TASK TO COMPLETE | Rewrite the records below, substituting "enclosing rectangle" for every occurrence of "bounding box" and keeping everything else unchanged. Omit the pictures from your answer.

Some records

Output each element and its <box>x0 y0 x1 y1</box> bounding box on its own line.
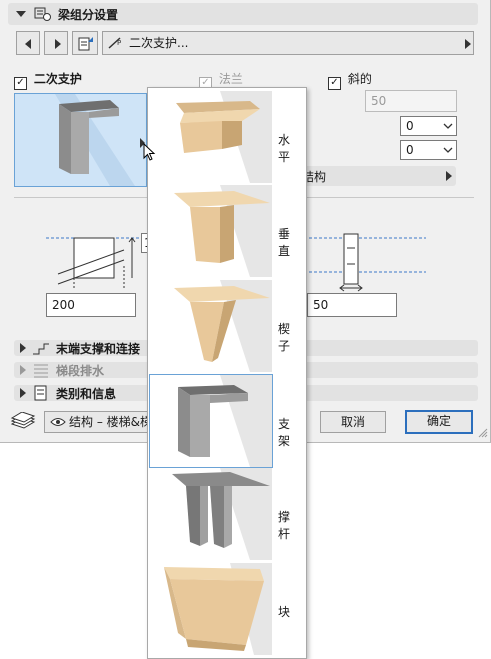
checkbox-box: ✓ <box>328 77 341 90</box>
option-label: 水平 <box>278 133 291 164</box>
horizontal-profile-icon <box>176 91 272 183</box>
layers-icon <box>10 412 36 429</box>
chevron-down-icon <box>443 123 453 129</box>
next-icon <box>55 39 61 49</box>
ok-button[interactable]: 确定 <box>405 410 473 434</box>
block-profile-icon <box>164 563 272 655</box>
profile-option-strut[interactable]: 撑杆 <box>150 468 290 560</box>
bracket-profile-icon <box>178 375 272 467</box>
offset-dropdown-1[interactable]: 0 <box>400 116 457 136</box>
next-button[interactable] <box>44 31 68 55</box>
eye-icon <box>50 418 66 426</box>
profile-option-block[interactable]: 块 <box>150 563 290 655</box>
dropdown-value: 0 <box>406 119 414 133</box>
cancel-button[interactable]: 取消 <box>320 411 386 433</box>
profile-option-horizontal[interactable]: 水平 <box>150 91 290 183</box>
width-field-right[interactable]: 50 <box>307 293 397 317</box>
section-label: 末端支撑和连接 <box>56 342 141 356</box>
option-label: 块 <box>278 605 291 619</box>
expand-arrow-icon <box>465 39 471 49</box>
dropdown-value: 0 <box>406 143 414 157</box>
end-support-icon <box>33 343 49 355</box>
profile-option-vertical[interactable]: 垂直 <box>150 185 290 277</box>
wedge-profile-icon <box>174 280 272 372</box>
layer-selector[interactable]: 结构 – 楼梯&梯 <box>44 411 148 433</box>
structure-panel[interactable]: 结构 <box>290 166 456 186</box>
header-bar[interactable]: 梁组分设置 <box>8 3 478 25</box>
svg-text:P: P <box>117 39 121 47</box>
vertical-profile-icon <box>174 185 272 277</box>
beam-settings-icon <box>34 7 51 21</box>
inclined-checkbox[interactable]: ✓ 斜的 <box>328 70 372 90</box>
profile-option-bracket[interactable]: 支架 <box>149 374 290 468</box>
expand-icon <box>20 388 26 398</box>
component-selector[interactable]: P 二次支护... <box>102 31 474 55</box>
offset-dropdown-2[interactable]: 0 <box>400 140 457 160</box>
inclined-label: 斜的 <box>347 72 372 86</box>
list-icon <box>78 37 93 51</box>
section-label: 类别和信息 <box>56 387 117 401</box>
option-label: 撑杆 <box>278 510 291 541</box>
resize-grip-icon[interactable] <box>478 428 488 438</box>
inclined-value-field[interactable]: 50 <box>365 90 457 112</box>
component-list-button[interactable] <box>72 31 98 55</box>
category-icon <box>34 385 47 401</box>
secondary-support-checkbox[interactable]: ✓ 二次支护 <box>14 70 82 90</box>
expand-icon <box>20 343 26 353</box>
drainage-icon <box>34 364 48 378</box>
chevron-down-icon <box>443 147 453 153</box>
bracket-preview-icon <box>55 94 135 186</box>
collapse-icon[interactable] <box>16 11 26 17</box>
structure-arrow-icon <box>446 171 452 181</box>
strut-profile-icon <box>172 468 272 560</box>
previous-icon <box>25 39 31 49</box>
profile-option-wedge[interactable]: 楔子 <box>150 280 290 372</box>
component-nav: P 二次支护... <box>16 31 474 55</box>
previous-button[interactable] <box>16 31 40 55</box>
option-label: 楔子 <box>278 322 291 353</box>
layer-name: 结构 – 楼梯&梯 <box>69 415 148 429</box>
section-diagram-left <box>46 237 148 290</box>
option-label: 垂直 <box>278 227 291 258</box>
option-label: 支架 <box>278 417 291 448</box>
section-label: 梯段排水 <box>56 364 105 378</box>
mouse-cursor-icon <box>143 143 156 161</box>
checkbox-box: ✓ <box>14 77 27 90</box>
section-diagram-right <box>304 233 426 292</box>
beam-type-icon: P <box>108 37 121 49</box>
profile-type-popup: 水平 垂直 楔子 支架 撑杆 块 <box>147 87 307 659</box>
component-name: 二次支护... <box>129 36 189 50</box>
expand-icon <box>20 365 26 375</box>
profile-preview[interactable] <box>14 93 147 187</box>
secondary-support-label: 二次支护 <box>33 72 82 86</box>
flange-label: 法兰 <box>218 72 243 86</box>
header-title: 梁组分设置 <box>58 8 119 22</box>
width-field-left[interactable]: 200 <box>46 293 136 317</box>
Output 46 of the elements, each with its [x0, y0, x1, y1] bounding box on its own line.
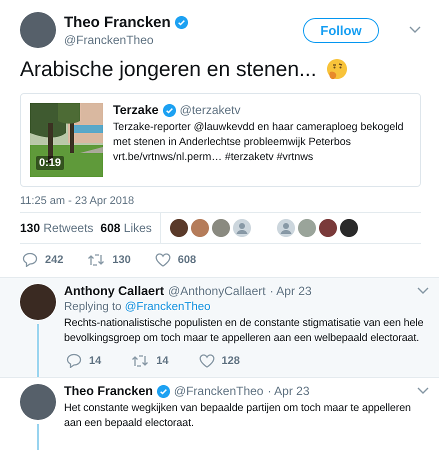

EXPECTED ANSWER |
Output each element and its <box>x0 y0 x1 y1</box> enclosing rectangle on its own line.
checkbox-box: ✓ <box>328 77 341 90</box>
option-label: 水平 <box>278 133 291 164</box>
horizontal-profile-icon <box>176 91 272 183</box>
layers-icon <box>10 412 36 429</box>
chevron-down-icon <box>443 123 453 129</box>
next-icon <box>55 39 61 49</box>
ok-button[interactable]: 确定 <box>405 410 473 434</box>
block-profile-icon <box>164 563 272 655</box>
profile-option-strut[interactable]: 撑杆 <box>150 468 290 560</box>
bracket-profile-icon <box>178 375 272 467</box>
offset-dropdown-1[interactable]: 0 <box>400 116 457 136</box>
next-button[interactable] <box>44 31 68 55</box>
eye-icon <box>50 418 66 426</box>
profile-option-block[interactable]: 块 <box>150 563 290 655</box>
dropdown-value: 0 <box>406 119 414 133</box>
cancel-button[interactable]: 取消 <box>320 411 386 433</box>
profile-option-horizontal[interactable]: 水平 <box>150 91 290 183</box>
width-field-right[interactable]: 50 <box>307 293 397 317</box>
section-label: 末端支撑和连接 <box>56 342 141 356</box>
option-label: 块 <box>278 605 291 619</box>
expand-arrow-icon <box>465 39 471 49</box>
dropdown-value: 0 <box>406 143 414 157</box>
end-support-icon <box>33 343 49 355</box>
profile-option-vertical[interactable]: 垂直 <box>150 185 290 277</box>
wedge-profile-icon <box>174 280 272 372</box>
layer-selector[interactable]: 结构 – 楼梯&梯 <box>44 411 148 433</box>
structure-panel[interactable]: 结构 <box>290 166 456 186</box>
header-bar[interactable]: 梁组分设置 <box>8 3 478 25</box>
svg-text:P: P <box>117 39 121 47</box>
vertical-profile-icon <box>174 185 272 277</box>
beam-settings-icon <box>34 7 51 21</box>
inclined-checkbox[interactable]: ✓ 斜的 <box>328 70 372 90</box>
profile-option-bracket[interactable]: 支架 <box>149 374 290 468</box>
expand-icon <box>20 388 26 398</box>
component-selector[interactable]: P 二次支护... <box>102 31 474 55</box>
offset-dropdown-2[interactable]: 0 <box>400 140 457 160</box>
inclined-label: 斜的 <box>347 72 372 86</box>
list-icon <box>78 37 93 51</box>
section-label: 类别和信息 <box>56 387 117 401</box>
option-label: 撑杆 <box>278 510 291 541</box>
resize-grip-icon[interactable] <box>478 428 488 438</box>
inclined-value-field[interactable]: 50 <box>365 90 457 112</box>
component-list-button[interactable] <box>72 31 98 55</box>
category-icon <box>34 385 47 401</box>
secondary-support-checkbox[interactable]: ✓ 二次支护 <box>14 70 82 90</box>
expand-icon <box>20 343 26 353</box>
drainage-icon <box>34 364 48 378</box>
chevron-down-icon <box>443 147 453 153</box>
bracket-preview-icon <box>55 94 135 186</box>
collapse-icon[interactable] <box>16 11 26 17</box>
structure-arrow-icon <box>446 171 452 181</box>
strut-profile-icon <box>172 468 272 560</box>
previous-icon <box>25 39 31 49</box>
profile-option-wedge[interactable]: 楔子 <box>150 280 290 372</box>
component-nav: P 二次支护... <box>16 31 474 55</box>
previous-button[interactable] <box>16 31 40 55</box>
option-label: 楔子 <box>278 322 291 353</box>
layer-name: 结构 – 楼梯&梯 <box>69 415 148 429</box>
section-diagram-left <box>46 237 148 290</box>
option-label: 垂直 <box>278 227 291 258</box>
option-label: 支架 <box>278 417 291 448</box>
section-label: 梯段排水 <box>56 364 105 378</box>
mouse-cursor-icon <box>143 143 156 161</box>
checkbox-box: ✓ <box>14 77 27 90</box>
section-diagram-right <box>304 233 426 292</box>
beam-type-icon: P <box>108 37 121 49</box>
profile-type-popup: 水平 垂直 楔子 支架 撑杆 块 <box>147 87 307 659</box>
component-name: 二次支护... <box>129 36 189 50</box>
expand-icon <box>20 365 26 375</box>
profile-preview[interactable] <box>14 93 147 187</box>
secondary-support-label: 二次支护 <box>33 72 82 86</box>
flange-label: 法兰 <box>218 72 243 86</box>
header-title: 梁组分设置 <box>58 8 119 22</box>
width-field-left[interactable]: 200 <box>46 293 136 317</box>
Output 46 of the elements, each with its [x0, y0, x1, y1] enclosing rectangle on its own line.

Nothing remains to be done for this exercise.